* _Task details_
Copy all lines in which the word "using" can be found.

Stored records
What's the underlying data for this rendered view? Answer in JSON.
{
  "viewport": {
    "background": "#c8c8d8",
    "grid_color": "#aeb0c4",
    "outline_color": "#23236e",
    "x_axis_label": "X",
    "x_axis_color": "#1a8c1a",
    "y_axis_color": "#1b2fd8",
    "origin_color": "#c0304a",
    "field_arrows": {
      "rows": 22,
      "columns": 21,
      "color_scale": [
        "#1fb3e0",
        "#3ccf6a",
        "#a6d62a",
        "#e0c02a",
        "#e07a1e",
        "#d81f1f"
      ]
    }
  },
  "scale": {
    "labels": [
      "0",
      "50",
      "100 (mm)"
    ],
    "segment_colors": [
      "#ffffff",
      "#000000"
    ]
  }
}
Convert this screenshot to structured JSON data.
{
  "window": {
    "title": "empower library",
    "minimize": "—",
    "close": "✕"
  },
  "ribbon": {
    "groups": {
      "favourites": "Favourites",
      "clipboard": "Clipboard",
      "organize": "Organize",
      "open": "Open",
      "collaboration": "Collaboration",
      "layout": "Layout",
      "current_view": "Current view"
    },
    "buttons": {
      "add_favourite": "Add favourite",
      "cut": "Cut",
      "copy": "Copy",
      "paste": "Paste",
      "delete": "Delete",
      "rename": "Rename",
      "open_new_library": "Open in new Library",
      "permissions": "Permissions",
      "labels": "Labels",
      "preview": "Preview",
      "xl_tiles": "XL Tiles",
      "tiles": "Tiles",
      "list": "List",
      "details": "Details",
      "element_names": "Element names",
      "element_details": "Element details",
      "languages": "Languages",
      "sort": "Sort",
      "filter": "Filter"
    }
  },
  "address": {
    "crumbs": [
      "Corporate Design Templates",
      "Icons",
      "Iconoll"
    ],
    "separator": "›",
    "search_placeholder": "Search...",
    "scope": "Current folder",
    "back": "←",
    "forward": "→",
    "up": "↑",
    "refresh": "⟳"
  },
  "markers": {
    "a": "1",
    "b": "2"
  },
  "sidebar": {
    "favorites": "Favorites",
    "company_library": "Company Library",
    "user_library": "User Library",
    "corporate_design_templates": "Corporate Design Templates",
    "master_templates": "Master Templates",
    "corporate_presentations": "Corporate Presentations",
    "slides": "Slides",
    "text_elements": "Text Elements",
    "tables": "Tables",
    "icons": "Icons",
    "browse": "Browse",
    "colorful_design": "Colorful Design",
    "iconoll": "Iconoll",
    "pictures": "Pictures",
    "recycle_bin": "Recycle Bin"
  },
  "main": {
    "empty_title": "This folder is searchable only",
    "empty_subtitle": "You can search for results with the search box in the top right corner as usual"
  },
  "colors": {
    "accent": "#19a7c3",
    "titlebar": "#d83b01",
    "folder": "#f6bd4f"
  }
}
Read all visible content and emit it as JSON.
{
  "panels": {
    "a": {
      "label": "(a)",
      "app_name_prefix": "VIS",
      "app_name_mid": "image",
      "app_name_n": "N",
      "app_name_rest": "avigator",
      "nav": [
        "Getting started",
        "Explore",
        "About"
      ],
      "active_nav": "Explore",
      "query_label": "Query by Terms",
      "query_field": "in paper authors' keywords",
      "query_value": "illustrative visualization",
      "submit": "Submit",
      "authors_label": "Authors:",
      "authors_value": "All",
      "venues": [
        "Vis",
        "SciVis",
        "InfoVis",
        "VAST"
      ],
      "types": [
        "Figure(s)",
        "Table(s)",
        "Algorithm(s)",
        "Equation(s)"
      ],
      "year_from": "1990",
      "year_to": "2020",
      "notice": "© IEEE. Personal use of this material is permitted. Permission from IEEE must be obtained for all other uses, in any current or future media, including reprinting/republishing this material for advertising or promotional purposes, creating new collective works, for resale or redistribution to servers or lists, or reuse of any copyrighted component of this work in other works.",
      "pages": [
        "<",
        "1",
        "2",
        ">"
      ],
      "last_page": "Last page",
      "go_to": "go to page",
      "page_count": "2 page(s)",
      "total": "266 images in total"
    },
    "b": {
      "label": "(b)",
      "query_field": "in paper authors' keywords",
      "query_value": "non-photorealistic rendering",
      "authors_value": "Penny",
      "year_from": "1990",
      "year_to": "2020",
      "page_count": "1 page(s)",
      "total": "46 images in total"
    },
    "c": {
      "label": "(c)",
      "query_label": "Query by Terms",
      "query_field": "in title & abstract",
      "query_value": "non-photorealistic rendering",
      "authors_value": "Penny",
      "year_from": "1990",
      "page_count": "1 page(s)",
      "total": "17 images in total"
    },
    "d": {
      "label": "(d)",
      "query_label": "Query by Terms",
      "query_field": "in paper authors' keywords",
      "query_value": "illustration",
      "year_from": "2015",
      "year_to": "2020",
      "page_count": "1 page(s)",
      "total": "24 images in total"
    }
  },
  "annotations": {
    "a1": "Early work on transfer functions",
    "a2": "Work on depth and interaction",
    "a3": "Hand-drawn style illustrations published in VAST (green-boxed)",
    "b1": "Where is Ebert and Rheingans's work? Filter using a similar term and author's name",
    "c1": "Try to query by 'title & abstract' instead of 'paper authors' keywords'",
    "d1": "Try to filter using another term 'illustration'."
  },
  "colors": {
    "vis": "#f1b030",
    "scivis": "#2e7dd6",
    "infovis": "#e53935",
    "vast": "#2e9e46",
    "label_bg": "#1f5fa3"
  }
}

* _The response_
    "b1": "Where is Ebert and Rheingans's work? Filter using a similar term and author's name",
    "d1": "Try to filter using another term 'illustration'."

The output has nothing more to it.